··· TEXT EXTRACT ···

Corruption in Illinois
Corruption in Illinois has been a problem from the earliest history of the state.[1] Electoral fraud in Illinois pre-dates the territory's admission to the Union in 1818,[2] Illinois was the third most corrupt state in the country, after New York and California, judging by federal public corruption convictions between 1976 and 2012.[3]
Federal
Several members of Illinois's delegation to the United States Congress have been convicted of crimes.
U.S. Senate
- William Lorimer (R) U.S. Senator from 1909 to 1912. The Senate voted that Lorimer's election used corrupt practices and vote buying and declared it invalid. He was then removed from office.(1912) [4][5]
U.S. House of Representatives
- Dan Crane (R), a U.S. congressman from 1979 to 1985, was censured in the 1983 congressional page sex scandal for having sex with a young congressional page.[6] Crane was defeated for re-election in 1984 and returned to dentistry.

··· DATASET EXTRACT ···

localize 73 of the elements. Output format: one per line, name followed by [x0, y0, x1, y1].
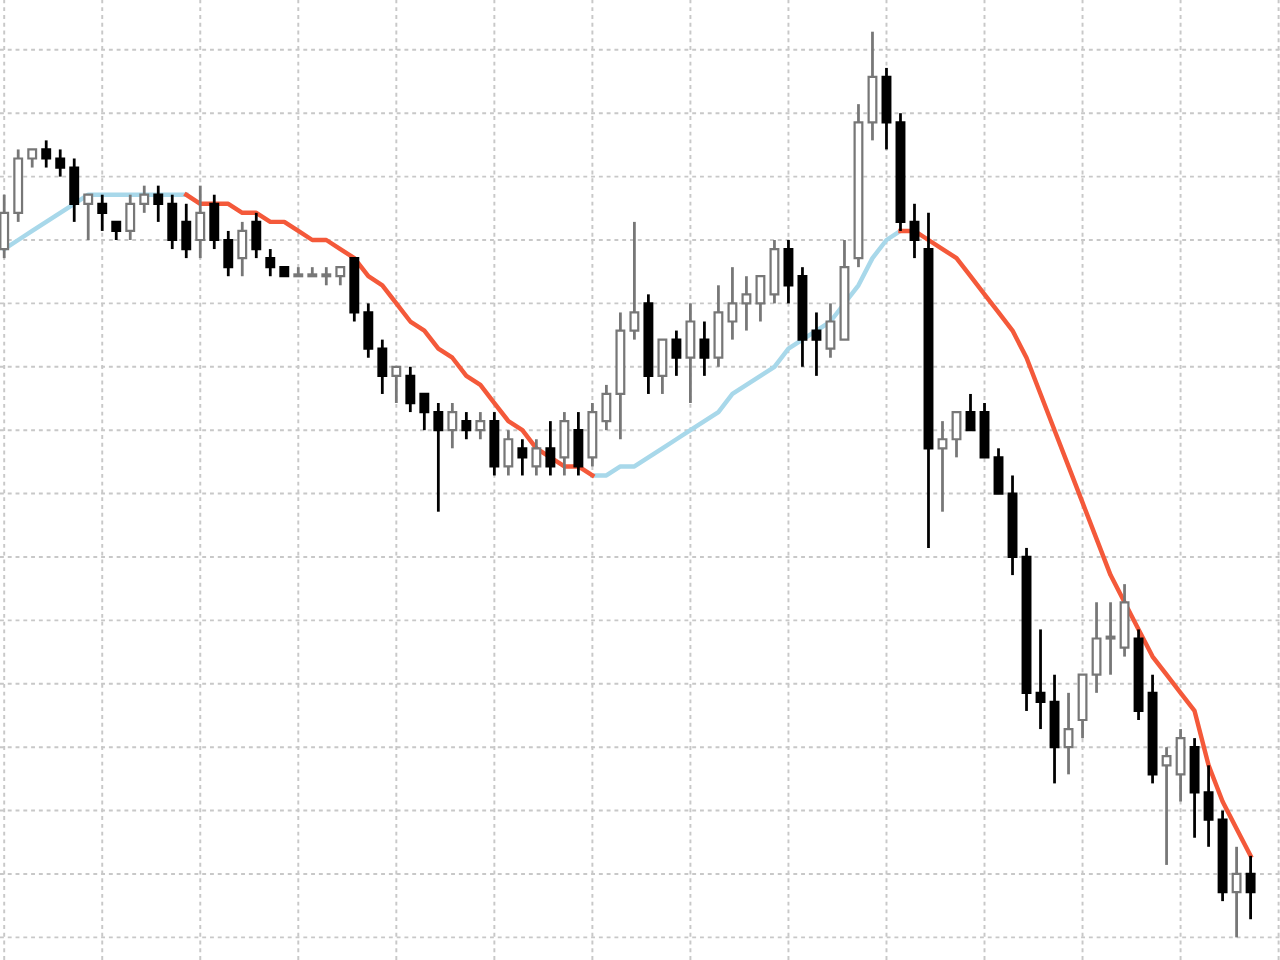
candlestick: [1119, 582, 1130, 658]
candlestick: [671, 329, 682, 378]
candlestick: [125, 193, 136, 242]
candlestick: [1203, 763, 1214, 849]
candlestick: [727, 265, 738, 342]
candlestick: [881, 66, 892, 151]
candlestick: [545, 419, 556, 477]
candlestick: [755, 274, 766, 323]
candlestick: [937, 419, 948, 514]
candlestick: [811, 311, 822, 378]
candlestick: [223, 229, 234, 278]
candlestick: [1091, 600, 1102, 695]
candlestick: [377, 338, 388, 396]
candlestick: [209, 193, 220, 251]
candlestick: [251, 211, 262, 260]
candlestick: [321, 265, 332, 287]
candlestick: [475, 410, 486, 441]
candlestick: [461, 410, 472, 441]
candlestick: [335, 265, 346, 287]
candlestick: [1189, 736, 1200, 840]
candlestick: [979, 401, 990, 459]
candlestick: [1035, 628, 1046, 731]
candlestick: [83, 193, 94, 242]
candlestick: [419, 392, 430, 432]
candlestick: [559, 410, 570, 477]
candlestick: [69, 157, 80, 224]
candlestick: [1077, 673, 1088, 740]
candlestick: [965, 392, 976, 432]
candlestick: [951, 410, 962, 459]
candlestick: [41, 138, 52, 169]
candlestick: [153, 184, 164, 224]
candlestick: [601, 383, 612, 432]
candlestick: [97, 193, 108, 233]
candlestick: [531, 437, 542, 477]
candlestick: [587, 401, 598, 468]
candlestick: [909, 202, 920, 260]
candlestick: [489, 410, 500, 477]
candlestick: [391, 365, 402, 405]
candlestick: [265, 247, 276, 278]
candlestick: [167, 193, 178, 251]
candlestick: [27, 148, 38, 169]
candlestick: [573, 410, 584, 477]
candlestick: [405, 365, 416, 414]
candlestick: [433, 401, 444, 514]
candlestick: [741, 274, 752, 332]
candlestick: [195, 184, 206, 260]
candlestick: [55, 148, 66, 178]
candlestick: [447, 401, 458, 450]
candlestick: [769, 238, 780, 305]
candlestick: [1231, 845, 1242, 939]
candlestick: [363, 302, 374, 360]
candlestick: [1161, 745, 1172, 867]
candlestick: [825, 302, 836, 360]
candlestick: [503, 428, 514, 477]
candlestick: [629, 220, 640, 342]
candlestick: [1245, 854, 1256, 921]
candlestick: [237, 220, 248, 278]
candlestick: [1049, 673, 1060, 785]
candlestick: [713, 283, 724, 369]
candlestick: [111, 220, 122, 242]
candlestick: [993, 446, 1004, 495]
candlestick: [0, 193, 10, 260]
candlestick: [181, 202, 192, 260]
candlestick: [685, 302, 696, 405]
candlestick: [657, 338, 668, 396]
candlestick: [867, 30, 878, 142]
candlestick: [1105, 600, 1116, 677]
candlestick: [517, 437, 528, 477]
candlestick: [699, 320, 710, 378]
candlestick: [1175, 727, 1186, 803]
candlestick: [783, 238, 794, 305]
candlestick: [139, 184, 150, 215]
candlestick: [1063, 691, 1074, 776]
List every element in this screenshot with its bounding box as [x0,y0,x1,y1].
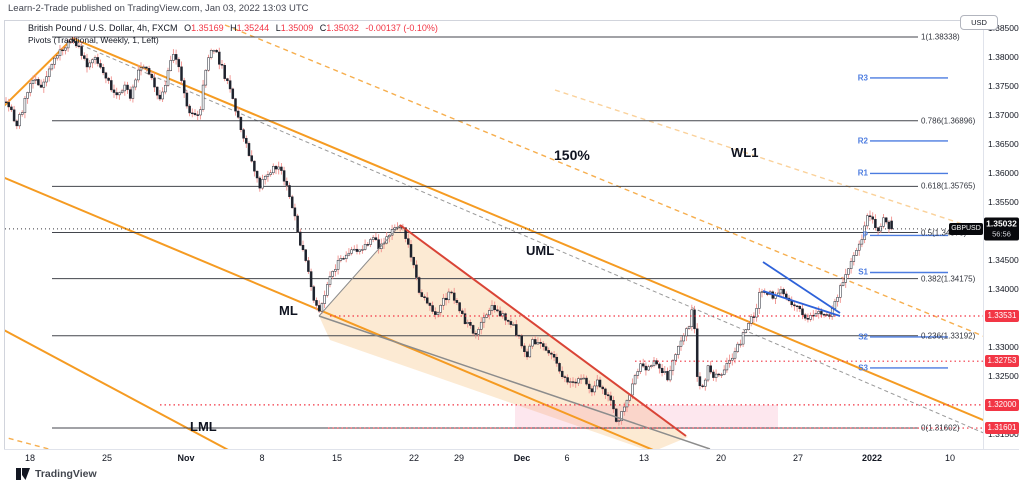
currency-toggle[interactable]: USD [960,15,998,30]
fib-level-label: 0.618(1.35765) [921,181,976,191]
fib-level-label: 0.382(1.34175) [921,274,976,284]
price-axis-tick: 1.34000 [988,283,1019,294]
chart-card [4,20,1019,466]
current-price-badge: 1.35032 56:56 [984,217,1019,241]
candles [5,36,893,426]
time-axis-tick: 27 [792,453,804,463]
time-axis-tick: 2022 [861,453,883,463]
price-axis-tick: 1.36000 [988,167,1019,178]
annotation-text: ML [279,303,298,318]
ohlc-open-label: O [184,23,192,33]
price-axis-tick: 1.32500 [988,370,1019,381]
warning-line-dashed[interactable] [0,436,90,460]
time-axis-tick: 25 [101,453,113,463]
pitchfork-line[interactable] [0,176,658,452]
ohlc-high-label: H [230,23,237,33]
time-axis-tick: 15 [331,453,343,463]
pivot-level-label: R2 [857,136,868,146]
time-axis[interactable]: 18 25 Nov 8 15 22 29 Dec 6 13 20 27 2022 10 [4,449,1019,467]
pitchfork-line[interactable] [3,38,73,107]
pivot-level-label: S1 [858,267,868,277]
time-axis-tick: 8 [259,453,265,463]
fib-level-label: 0.236(1.33192) [921,331,976,341]
time-axis-tick: 13 [638,453,650,463]
wedge-pattern-fill [319,225,688,449]
tradingview-logo-text[interactable]: TradingView [35,468,97,480]
pitchfork-line[interactable] [0,328,232,452]
time-axis-tick: 6 [564,453,570,463]
change-value: -0.00137 (-0.10%) [365,23,438,33]
time-axis-tick: 18 [24,453,36,463]
annotation-text: UML [526,243,555,258]
pivot-level-label: R3 [857,73,868,83]
price-axis-tick: 1.38000 [988,51,1019,62]
support-zone [515,405,778,429]
pitchfork-line[interactable] [71,37,995,425]
price-axis-tick: 1.37000 [988,109,1019,120]
warning-line-dashed[interactable] [224,24,1005,345]
ohlc-low-value: 1.35009 [280,23,314,33]
time-axis-tick: 29 [453,453,465,463]
pivot-level-label: P [862,230,868,240]
alert-price-badge[interactable]: 1.31601 [985,422,1019,435]
published-bar: Learn-2-Trade published on TradingView.c… [8,3,309,14]
symbol-price-pill: GBPUSD [949,222,983,235]
price-axis-tick: 1.33000 [988,341,1019,352]
pivot-level-label: S3 [858,363,868,373]
ohlc-high-value: 1.35244 [236,23,270,33]
pivot-level-label: S2 [858,332,868,342]
bar-countdown: 56:56 [992,229,1011,239]
alert-price-badge[interactable]: 1.32000 [985,398,1019,411]
wedge-left-edge[interactable] [318,224,401,317]
wedge-lower-edge[interactable] [318,315,711,449]
time-axis-tick: 10 [944,453,956,463]
indicator-label[interactable]: Pivots (Traditional, Weekly, 1, Left) [28,35,159,45]
alert-price-badge[interactable]: 1.33531 [985,310,1019,323]
fib-level-label: 0(1.31602) [921,423,960,433]
fib-level-label: 1(1.38338) [921,32,960,42]
tradingview-logo-icon [16,468,30,480]
symbol-title[interactable]: British Pound / U.S. Dollar, 4h, FXCM [28,23,178,33]
time-axis-tick: 20 [715,453,727,463]
pivot-level-label: R1 [857,168,868,178]
ohlc-open-value: 1.35169 [191,23,224,33]
price-axis-tick: 1.35500 [988,196,1019,207]
time-axis-tick: Nov [177,453,195,463]
price-axis-tick: 1.34500 [988,254,1019,265]
annotation-text: WL1 [731,145,759,160]
wedge-upper-edge[interactable] [399,224,687,437]
current-price-value: 1.35032 [986,218,1017,229]
price-axis-tick: 1.38500 [988,22,1019,33]
fib-level-label: 0.5(1.34970) [921,228,967,237]
warning-line-dashed[interactable] [554,89,1005,238]
price-axis-tick: 1.36500 [988,138,1019,149]
footer: TradingView [16,468,97,480]
ohlc-low-label: L [275,23,281,33]
alert-price-badge[interactable]: 1.32753 [985,355,1019,368]
annotation-text: 150% [554,147,590,163]
fib-level-label: 0.786(1.36896) [921,116,976,126]
time-axis-tick: 22 [408,453,420,463]
ohlc-close-label: C [319,23,327,33]
flag-pattern-line[interactable] [762,290,841,317]
flag-pattern-line[interactable] [762,261,841,314]
ohlc-close-value: 1.35032 [326,23,359,33]
time-axis-tick: Dec [513,453,531,463]
price-axis-tick: 1.37500 [988,80,1019,91]
chart-legend: British Pound / U.S. Dollar, 4h, FXCM O1… [28,23,438,46]
annotation-text: LML [190,419,217,434]
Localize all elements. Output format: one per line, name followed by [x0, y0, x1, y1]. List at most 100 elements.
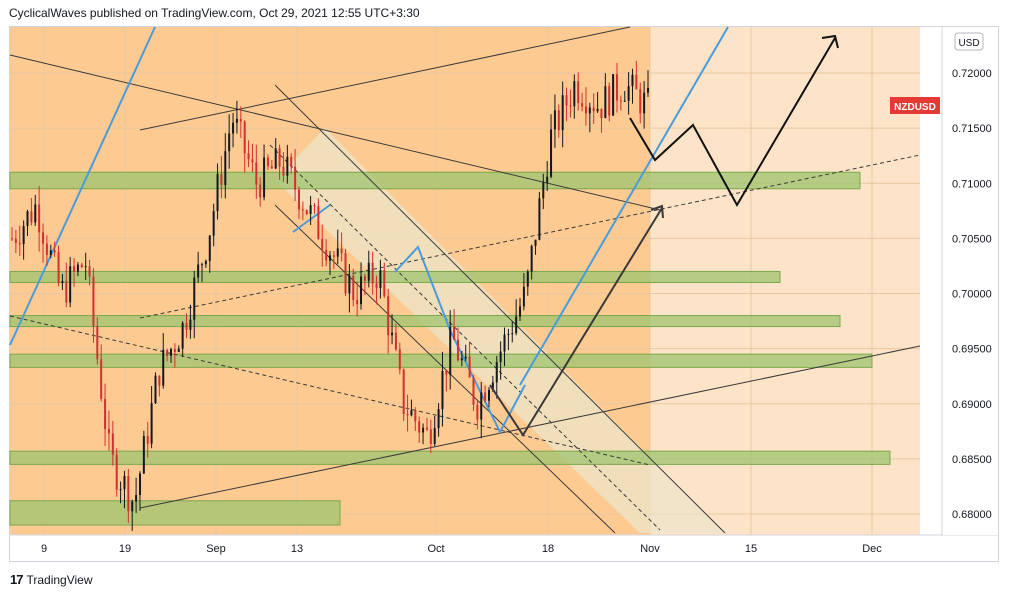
candle-body — [488, 389, 490, 401]
candle-body — [204, 260, 207, 265]
candle-body — [410, 410, 413, 416]
candle-body — [584, 106, 587, 114]
candle-body — [38, 204, 41, 233]
candle-body — [18, 243, 21, 245]
candle-body — [406, 414, 409, 416]
candle-body — [251, 159, 254, 163]
channel-lower-line — [274, 204, 616, 534]
candle-body — [305, 210, 308, 214]
candle-body — [96, 325, 99, 360]
candle-body — [294, 166, 297, 190]
support-zone — [9, 270, 781, 283]
candle-body — [383, 270, 386, 297]
candle-body — [224, 151, 227, 185]
candle-body — [561, 95, 564, 131]
currency-badge — [954, 32, 984, 51]
wedge-top-line — [9, 54, 661, 211]
candle-body — [557, 110, 560, 131]
candle-body — [340, 248, 343, 254]
y-axis-panel — [943, 27, 998, 535]
candle-body — [418, 421, 421, 433]
candle-body — [309, 205, 312, 214]
support-zone — [9, 500, 341, 526]
candle-body — [546, 176, 549, 183]
candle-body — [394, 332, 397, 350]
candle-body — [360, 276, 363, 305]
candle-body — [131, 501, 134, 512]
candle-body — [92, 276, 95, 326]
candle-body — [49, 250, 52, 255]
x-tick-label: Oct — [427, 543, 444, 555]
candle-body — [534, 239, 537, 246]
candle-body — [623, 100, 626, 102]
candle-body — [476, 404, 479, 420]
candle-body — [647, 88, 649, 93]
candle-body — [247, 153, 250, 160]
candle-body — [286, 156, 289, 176]
candle-body — [278, 148, 281, 167]
tradingview-logo-icon: 17 — [10, 572, 24, 587]
candle-body — [76, 264, 79, 272]
candle-body — [569, 105, 572, 107]
support-zone — [9, 315, 841, 328]
candle-body — [456, 339, 459, 361]
candle-body — [185, 322, 188, 330]
candle-body — [425, 427, 428, 430]
candle-body — [608, 86, 611, 116]
candle-body — [503, 334, 506, 352]
candle-body — [367, 262, 370, 281]
candle-body — [317, 205, 320, 240]
blue-wave-path — [292, 204, 331, 233]
candle-body — [639, 89, 642, 114]
x-tick-label: 18 — [542, 543, 554, 555]
candle-body — [336, 248, 339, 257]
x-tick-label: Dec — [862, 543, 882, 555]
candle-body — [332, 255, 335, 257]
candle-body — [433, 428, 436, 445]
candle-body — [515, 316, 518, 334]
support-zone — [9, 450, 891, 465]
candle-body — [73, 266, 76, 272]
candle-body — [232, 122, 235, 134]
candle-body — [243, 121, 246, 154]
y-tick-label: 0.70000 — [952, 289, 992, 301]
candle-body — [266, 157, 269, 167]
candle-body — [142, 436, 145, 474]
candle-body — [627, 86, 630, 101]
candle-body — [402, 369, 405, 415]
y-tick-label: 0.70500 — [952, 233, 992, 245]
candle-body — [138, 473, 141, 495]
channel-mid-line — [269, 144, 661, 531]
tradingview-footer[interactable]: 17 TradingView — [10, 572, 93, 587]
candle-body — [352, 275, 355, 300]
projection-arrowhead — [821, 34, 839, 49]
candle-body — [371, 262, 374, 284]
y-tick-label: 0.69500 — [952, 344, 992, 356]
x-tick-label: 19 — [119, 543, 131, 555]
symbol-label: NZDUSD — [894, 102, 936, 113]
candle-body — [329, 255, 331, 261]
chart-frame — [9, 26, 999, 562]
candle-body — [42, 232, 45, 244]
x-axis-labels: 9 19 Sep 13 Oct 18 Nov 15 Dec — [41, 543, 882, 555]
candle-body — [34, 204, 37, 223]
x-axis-panel — [10, 536, 998, 561]
blue-line-left — [9, 26, 156, 346]
candle-body — [53, 250, 56, 253]
candle-body — [208, 235, 211, 261]
candle-body — [526, 271, 529, 287]
blue-line-right — [519, 26, 729, 386]
candle-body — [239, 118, 242, 122]
candle-body — [135, 494, 138, 502]
candle-body — [325, 249, 328, 261]
dashed-falling-line — [9, 315, 651, 466]
candle-body — [356, 299, 359, 305]
candle-body — [542, 182, 545, 199]
candle-body — [453, 326, 456, 340]
candle-body — [538, 198, 541, 240]
candle-body — [550, 129, 553, 177]
candle-body — [301, 209, 304, 211]
candle-body — [449, 326, 452, 375]
channel-upper-line — [274, 84, 726, 534]
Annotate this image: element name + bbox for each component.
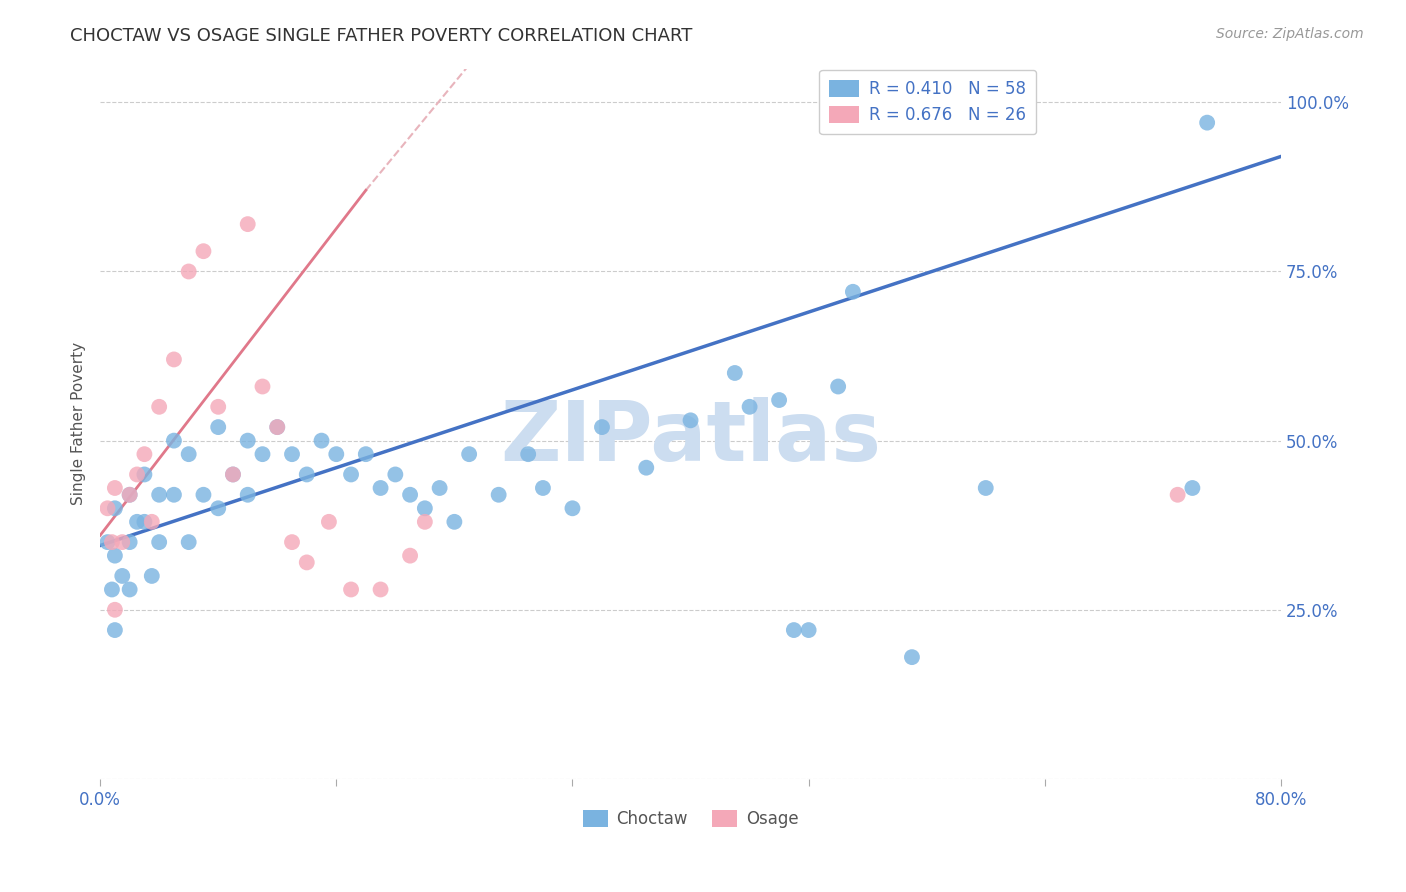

···

EXERCISE BRIEF:
In the Illinois corruption text, duplicate everything from "U.S. Senate" down to "returned to dentistry.".

WRITTEN ANSWER:
U.S. Senate
- William Lorimer (R) U.S. Senator from 1909 to 1912. The Senate voted that Lorimer's election used corrupt practices and vote buying and declared it invalid. He was then removed from office.(1912) [4][5]
U.S. House of Representatives
- Dan Crane (R), a U.S. congressman from 1979 to 1985, was censured in the 1983 congressional page sex scandal for having sex with a young congressional page.[6] Crane was defeated for re-election in 1984 and returned to dentistry.